PAGE EXCERPT:
--

The 2009 GP2 Series season was the forty-third season of the second-tier of Formula One feeder championship and also fifth season under the GP2 Series moniker. The season consisted of twenty races at ten rounds, beginning on 9 May at the Circuit de Catalunya and finishing on 20 September at the Autódromo Internacional do Algarve. The Algarve circuit hosted its first GP2 weekend, and was the only new circuit on the calendar. The Nürburgring also returned as part of its rotation with Hockenheim as the home of the German Grand Prix.

The title was won by German rookie Nico Hülkenberg at the penultimate round of the championship at Monza, the first time the series had been won before the final round. His team ART Grand Prix claimed the teams title in the Algarve.

Barwa Addax's title contender Romain Grosjean left the series mid-season to join the Renault for the remainder of the Formula One season following Nelson Piquet Jr.'s sacking.

Champion Hülkenberg, runner-up Petrov and 3rd place Lucas di Grassi all drove in the 2010 Formula One season for Williams, Renault and new team Virgin Racing respectively. 16th place Kamui Kobayashi took part in the final two races of the 2009 Formula One season for Toyota following Timo Glock's injury in the Japanese Grand Prix while 18th place Karun Chandhok joined new Formula One team HRT in 2010.

Teams and drivers
All of the teams used the Dallara GP2/08 chassis with Renault-badged 4.0 litre (244 cu in) naturally-aspirated Mecachrome V8 engines order and with tyres supplied by Bridgestone.

Team changes
 BCN Competición was bought by Tiago Monteiro, who moved the team to Portugal and renamed it Ocean Racing Technology.
 Campos Grand Prix became Barwa Addax after it was bought by Alejandro Agag.

--

EXERCISE INSTRUCTIONS:
**a.** Answer these from the 2009 GP2 Series passage, one line each:
(i) At which circuit, and on what date, did the season begin?
(ii) Which chassis did all of the teams use?
(iii) Who bought Campos Grand Prix?
**b.** Render this sentence from the 2009 GP2 Series passage in Spanish: "The Algarve circuit hosted its first GP2 weekend, and was the only new circuit on the calendar."
**c.** Quote the 2009 GP2 Series passage word for word, starting with "Barwa Addax's title" and going on through "HRT in 2010.".

--

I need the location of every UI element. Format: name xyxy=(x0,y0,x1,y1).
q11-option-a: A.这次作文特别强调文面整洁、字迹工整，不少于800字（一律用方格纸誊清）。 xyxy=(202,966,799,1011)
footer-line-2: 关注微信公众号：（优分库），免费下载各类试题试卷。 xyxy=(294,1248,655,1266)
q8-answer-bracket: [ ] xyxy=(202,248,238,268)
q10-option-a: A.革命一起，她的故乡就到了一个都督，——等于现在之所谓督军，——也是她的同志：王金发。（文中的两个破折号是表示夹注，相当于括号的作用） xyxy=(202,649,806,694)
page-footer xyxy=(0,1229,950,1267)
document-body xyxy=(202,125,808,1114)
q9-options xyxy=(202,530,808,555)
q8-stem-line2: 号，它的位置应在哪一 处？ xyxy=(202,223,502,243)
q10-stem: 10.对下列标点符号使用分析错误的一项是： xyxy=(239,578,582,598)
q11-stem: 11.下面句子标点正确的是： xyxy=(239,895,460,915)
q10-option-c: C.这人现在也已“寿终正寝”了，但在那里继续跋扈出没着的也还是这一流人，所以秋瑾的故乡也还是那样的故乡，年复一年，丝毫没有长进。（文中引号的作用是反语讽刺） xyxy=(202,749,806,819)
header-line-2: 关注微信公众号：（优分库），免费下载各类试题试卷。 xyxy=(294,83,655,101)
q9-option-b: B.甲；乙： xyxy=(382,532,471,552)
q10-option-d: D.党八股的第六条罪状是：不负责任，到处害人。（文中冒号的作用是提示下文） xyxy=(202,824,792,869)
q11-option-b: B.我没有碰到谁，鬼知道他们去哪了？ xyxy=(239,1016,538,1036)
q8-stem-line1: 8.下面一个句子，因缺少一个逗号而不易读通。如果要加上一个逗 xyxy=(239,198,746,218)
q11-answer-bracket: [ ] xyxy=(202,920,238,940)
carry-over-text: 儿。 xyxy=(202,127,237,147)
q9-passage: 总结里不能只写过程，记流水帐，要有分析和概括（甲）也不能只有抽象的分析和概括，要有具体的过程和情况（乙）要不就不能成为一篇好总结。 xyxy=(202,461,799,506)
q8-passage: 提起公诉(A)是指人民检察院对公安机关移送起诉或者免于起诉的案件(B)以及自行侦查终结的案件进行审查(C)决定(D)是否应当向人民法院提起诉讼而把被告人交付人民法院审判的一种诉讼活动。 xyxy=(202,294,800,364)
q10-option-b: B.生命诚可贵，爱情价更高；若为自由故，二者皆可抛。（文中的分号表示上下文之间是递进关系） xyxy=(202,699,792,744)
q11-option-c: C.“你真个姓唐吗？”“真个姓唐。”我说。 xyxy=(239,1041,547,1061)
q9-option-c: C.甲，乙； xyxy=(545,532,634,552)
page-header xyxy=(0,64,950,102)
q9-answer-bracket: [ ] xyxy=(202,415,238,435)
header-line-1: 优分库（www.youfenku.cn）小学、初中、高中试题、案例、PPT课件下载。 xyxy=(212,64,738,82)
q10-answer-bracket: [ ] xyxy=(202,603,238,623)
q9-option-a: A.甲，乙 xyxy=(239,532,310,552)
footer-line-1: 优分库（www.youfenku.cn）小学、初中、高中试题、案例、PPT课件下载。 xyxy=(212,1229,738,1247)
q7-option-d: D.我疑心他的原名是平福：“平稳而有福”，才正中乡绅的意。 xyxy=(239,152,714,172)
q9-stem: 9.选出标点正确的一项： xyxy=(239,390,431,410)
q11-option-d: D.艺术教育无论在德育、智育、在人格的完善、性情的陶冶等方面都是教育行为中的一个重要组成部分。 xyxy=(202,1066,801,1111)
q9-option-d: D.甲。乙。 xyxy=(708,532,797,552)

--

WRITTEN RESPONSES:
**a.**
(i) At the Circuit de Catalunya, on 9 May.
(ii) The Dallara GP2/08 chassis.
(iii) Alejandro Agag.

**b.** El circuito del Algarve acogió su primer fin de semana de GP2 y fue el único circuito nuevo del calendario.

**c.**
Barwa Addax's title contender Romain Grosjean left the series mid-season to join the Renault for the remainder of the Formula One season following Nelson Piquet Jr.'s sacking.

Champion Hülkenberg, runner-up Petrov and 3rd place Lucas di Grassi all drove in the 2010 Formula One season for Williams, Renault and new team Virgin Racing respectively. 16th place Kamui Kobayashi took part in the final two races of the 2009 Formula One season for Toyota following Timo Glock's injury in the Japanese Grand Prix while 18th place Karun Chandhok joined new Formula One team HRT in 2010.